# [To do]
Copy each line below that includes "system".

[Extracted data entries]
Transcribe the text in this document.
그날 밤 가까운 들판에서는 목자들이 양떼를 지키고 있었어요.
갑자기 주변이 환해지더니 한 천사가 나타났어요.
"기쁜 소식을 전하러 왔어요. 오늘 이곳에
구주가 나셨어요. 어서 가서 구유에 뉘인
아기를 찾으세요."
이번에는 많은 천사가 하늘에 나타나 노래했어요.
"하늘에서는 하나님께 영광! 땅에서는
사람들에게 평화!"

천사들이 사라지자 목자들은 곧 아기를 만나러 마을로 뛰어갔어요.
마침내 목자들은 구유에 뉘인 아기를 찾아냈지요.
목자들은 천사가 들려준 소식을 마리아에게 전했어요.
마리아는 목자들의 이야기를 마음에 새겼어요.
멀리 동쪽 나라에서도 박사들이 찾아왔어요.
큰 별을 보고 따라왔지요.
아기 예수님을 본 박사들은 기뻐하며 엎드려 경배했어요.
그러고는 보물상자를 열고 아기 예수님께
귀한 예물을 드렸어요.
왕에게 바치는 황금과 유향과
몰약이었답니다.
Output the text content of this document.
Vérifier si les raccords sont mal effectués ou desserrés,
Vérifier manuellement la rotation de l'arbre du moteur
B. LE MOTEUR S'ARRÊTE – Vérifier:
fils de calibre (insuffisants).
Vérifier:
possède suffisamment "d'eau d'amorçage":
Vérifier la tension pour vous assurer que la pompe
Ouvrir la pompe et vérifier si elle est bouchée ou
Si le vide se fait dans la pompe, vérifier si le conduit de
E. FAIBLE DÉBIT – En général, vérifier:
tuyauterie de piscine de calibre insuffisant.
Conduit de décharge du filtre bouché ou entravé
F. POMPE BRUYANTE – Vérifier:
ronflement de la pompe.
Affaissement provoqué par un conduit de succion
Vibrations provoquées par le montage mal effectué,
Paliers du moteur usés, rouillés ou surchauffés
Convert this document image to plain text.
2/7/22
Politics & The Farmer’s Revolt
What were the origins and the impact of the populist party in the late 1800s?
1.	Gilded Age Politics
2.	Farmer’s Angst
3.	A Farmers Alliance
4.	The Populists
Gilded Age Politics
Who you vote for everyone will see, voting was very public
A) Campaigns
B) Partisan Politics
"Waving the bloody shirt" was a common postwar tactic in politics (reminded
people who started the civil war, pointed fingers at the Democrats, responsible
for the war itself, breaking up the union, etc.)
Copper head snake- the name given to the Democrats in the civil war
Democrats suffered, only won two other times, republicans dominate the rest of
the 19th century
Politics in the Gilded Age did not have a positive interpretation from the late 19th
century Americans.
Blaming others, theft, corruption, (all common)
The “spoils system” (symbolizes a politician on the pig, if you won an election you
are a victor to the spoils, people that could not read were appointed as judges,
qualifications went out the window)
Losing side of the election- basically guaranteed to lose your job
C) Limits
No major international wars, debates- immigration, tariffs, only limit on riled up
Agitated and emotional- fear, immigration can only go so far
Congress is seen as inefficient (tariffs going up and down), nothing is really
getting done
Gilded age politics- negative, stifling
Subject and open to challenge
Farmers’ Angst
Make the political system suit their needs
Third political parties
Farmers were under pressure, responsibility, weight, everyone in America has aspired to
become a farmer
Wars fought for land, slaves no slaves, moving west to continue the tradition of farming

# [Result]
The “spoils system” (symbolizes a politician on the pig, if you won an election you
Make the political system suit their needs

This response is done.